**Task brief**
Rewrite the paragraph that begins "Neither is nuclear energy the answer" in the World Environment Day letter below as a short bulleted list that keeps its main points.

**Passage to read**
World Environment Day
5 June 2012
Dear Faith Leader,
We are all called to live in harmony and peace with one another – within our communities, between nations and countries of the world – and with all of life on this planet, our only home.
Critical for our peaceful wellbeing is the health of our life support systems, so that we have fresh air to breathe, clean water to drink, fertile soil in which to grow crops, abundant marine resources from our oceans, and forests which not only provide for our fuel and building needs, but which act as “lungs” for our planet, absorbing carbon dioxide (CO2) and releasing life giving oxygen.
Our life support system is being threatened by the demands of humanity on the resources we extract from nature. These demands emanate both from our consumerist lifestyle, as well as from growing numbers of people relying on nature to provide for our needs.
One of the most devastating causes of environmental destruction is the burning of fossil fuels – that is oil, coal, natural gas – which is dramatically increasing the amount of CO2 in the atmosphere. This is now at a higher level than it has been for the past 800 000 years. Science has clearly shown that as CO2 levels rise, so atmospheric temperatures rise. The average global temperature is 0.8oC higher than it was before the industrial revolution and our escalating dependence on fossil fuels.
The problem is that we are now burning fossil fuels at such a fast rate that we are set for average global temperature rises of between to 2 – 3.5oC. For Africa, this will result in a temperature increase twice the global average, that is, a rise of between 4 and even 6 degrees. Our temperature rise of 0.8oC has already resulted in extreme weather events, more intense and prolonged droughts, floods, hurricanes, storms and unpredictable weather patterns.
Scientists are doubtful that we can keep temperature rise below an average 2 degree increase. Urgent changes in our lifestyle are needed if we are to have any hope of avoiding catastrophic climate change impacts, particularly in Africa.
In South Africa our largest single CO2 emitters are our energy suppliers, Eskom and Sasol, accounting for 80% of our greenhouse gas emissions. Our energy policy is therefore critically important for our future wellbeing.
Fortunately, God has given us the answer – renewable energy – which uses current energy resources rather than resources laid down millions of years ago in the form of coal and oil.
South Africa is blessed with having some of the best sun and wind resources in the world, as well as powerful and reliable ocean currents.
Not only would renewable energy improve the health of the planet, but it would produce millions of more jobs. Germany’s present economic growth is based on a huge development of renewable energy, with over 350,000 new jobs being created by last year. South Africa could become a leader in Africa in this field. More important is the development of decentralised energy generation, so that no longer would we be dependent on Eskom’s monopoly. Every community and household in rural areas and in cities and towns would be able to contribute to decentralised energy generation which puts affordable electricity in the hands of local communities. It is financially impossible for our centralised grid to reach 4 million rural households. The government’s present energy generation plans seem to be for the benefit of high capital, high energy, centralised industry, whereas we must move to a low carbon, labour intensive economy which will employ and empower millions more people.
Neither is nuclear energy the answer. The costs for construction and a centralised grid will absorb our development finance, leaving little for the real needs of people and communities for education, training and communication, health, local access roads, clean water and sanitation and rural infrastructure. Equip our gifted people with training and they will care for themselves and for their land.

**Entries shown**

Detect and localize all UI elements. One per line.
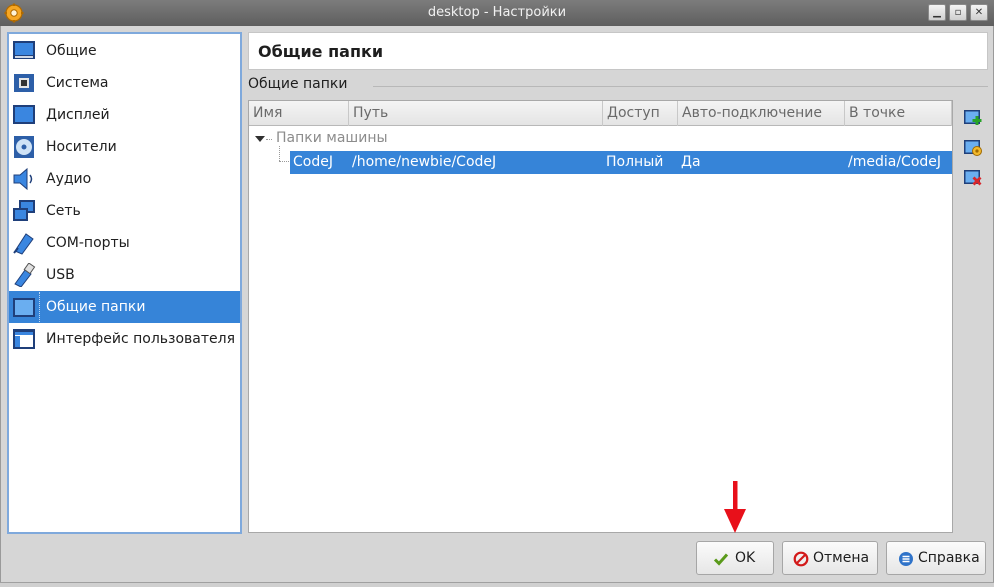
close-icon: ✕: [974, 7, 984, 18]
sidebar-item-label: USB: [46, 267, 75, 283]
sidebar-item-label: Система: [46, 75, 109, 91]
sidebar-item-user-interface[interactable]: Интерфейс пользователя: [9, 323, 240, 355]
tree-connector: [266, 139, 272, 140]
help-button[interactable]: Справка: [886, 541, 986, 575]
group-divider: [373, 86, 988, 87]
minimize-icon: ▁: [933, 7, 941, 18]
remove-shared-folder-icon[interactable]: [962, 166, 984, 188]
help-icon: [899, 552, 913, 566]
column-header-access[interactable]: Доступ: [603, 101, 678, 126]
storage-icon: [14, 136, 34, 158]
table-header: Имя Путь Доступ Авто-подключение В точке: [249, 101, 952, 126]
tree-connector: [279, 161, 289, 162]
sidebar-item-network[interactable]: Сеть: [9, 195, 240, 227]
general-icon: [13, 41, 35, 59]
expand-arrow-icon[interactable]: [255, 136, 265, 142]
maximize-icon: ▫: [954, 7, 962, 18]
cell-path: /home/newbie/CodeJ: [352, 154, 497, 170]
sidebar-item-label: Общие папки: [46, 299, 146, 315]
sidebar-item-label: Сеть: [46, 203, 81, 219]
ok-button-label: OK: [735, 550, 756, 566]
group-label-machine-folders: Папки машины: [276, 130, 388, 146]
usb-icon: [14, 263, 36, 287]
sidebar-item-com-ports[interactable]: COM-порты: [9, 227, 240, 259]
window-bottom-edge: [0, 582, 994, 587]
shared-folders-group-label: Общие папки: [248, 76, 348, 92]
title-bar: desktop - Настройки ▁ ▫ ✕: [0, 0, 994, 26]
cancel-button[interactable]: Отмена: [782, 541, 878, 575]
sidebar-item-system[interactable]: Система: [9, 67, 240, 99]
sidebar-item-label: COM-порты: [46, 235, 130, 251]
column-header-mount-point[interactable]: В точке: [845, 101, 952, 126]
cell-mount-point: /media/CodeJ: [848, 154, 942, 170]
network-icon: [13, 200, 35, 221]
audio-icon: [13, 167, 33, 191]
edit-shared-folder-icon[interactable]: [962, 136, 984, 158]
column-header-path[interactable]: Путь: [349, 101, 603, 126]
display-icon: [13, 105, 35, 124]
sidebar-item-usb[interactable]: USB: [9, 259, 240, 291]
tree-group-row[interactable]: Папки машины: [249, 127, 952, 151]
table-row[interactable]: CodeJ /home/newbie/CodeJ Полный Да /medi…: [290, 151, 952, 174]
add-shared-folder-icon[interactable]: [962, 106, 984, 128]
serial-port-icon: [13, 233, 34, 255]
tree-connector: [279, 146, 280, 161]
window-title: desktop - Настройки: [427, 5, 567, 20]
sidebar-item-general[interactable]: Общие: [9, 35, 240, 67]
sidebar-item-label: Аудио: [46, 171, 92, 187]
sidebar-item-label: Дисплей: [46, 107, 110, 123]
user-interface-icon: [13, 329, 35, 349]
checkmark-icon: [713, 553, 729, 566]
column-header-name[interactable]: Имя: [249, 101, 349, 126]
sidebar-item-display[interactable]: Дисплей: [9, 99, 240, 131]
focus-indicator: [39, 292, 40, 322]
cell-auto-mount: Да: [681, 154, 701, 170]
sidebar-item-storage[interactable]: Носители: [9, 131, 240, 163]
maximize-button[interactable]: ▫: [949, 4, 967, 21]
cancel-button-label: Отмена: [813, 550, 870, 566]
cell-name: CodeJ: [293, 154, 333, 170]
minimize-button[interactable]: ▁: [928, 4, 946, 21]
sidebar-item-label: Общие: [46, 43, 97, 59]
ok-button[interactable]: OK: [696, 541, 774, 575]
page-header: Общие папки: [248, 32, 988, 70]
system-icon: [14, 74, 34, 92]
sidebar-item-audio[interactable]: Аудио: [9, 163, 240, 195]
sidebar-item-label: Интерфейс пользователя: [46, 331, 236, 347]
red-arrow-annotation-icon: [724, 481, 746, 533]
column-header-auto-mount[interactable]: Авто-подключение: [678, 101, 845, 126]
close-button[interactable]: ✕: [970, 4, 988, 21]
help-button-label: Справка: [918, 550, 980, 566]
page-title: Общие папки: [258, 42, 384, 61]
cancel-icon: [793, 551, 809, 567]
shared-folders-table[interactable]: Имя Путь Доступ Авто-подключение В точке…: [248, 100, 953, 533]
shared-folder-icon: [13, 298, 35, 317]
cell-access: Полный: [606, 154, 664, 170]
settings-sidebar: Общие Система Дисплей Носители Аудио Сет…: [7, 32, 242, 534]
sidebar-item-shared-folders[interactable]: Общие папки: [9, 291, 240, 323]
sidebar-item-label: Носители: [46, 139, 117, 155]
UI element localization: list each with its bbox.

**Full response**
- Nuclear energy is not the answer.
- The costs of construction and a centralized grid would absorb development finance.
- That would leave little for the real needs of people and communities: education, training and communication, health, local access roads, clean water and sanitation, and rural infrastructure.
- With training, gifted people will care for themselves and for their land.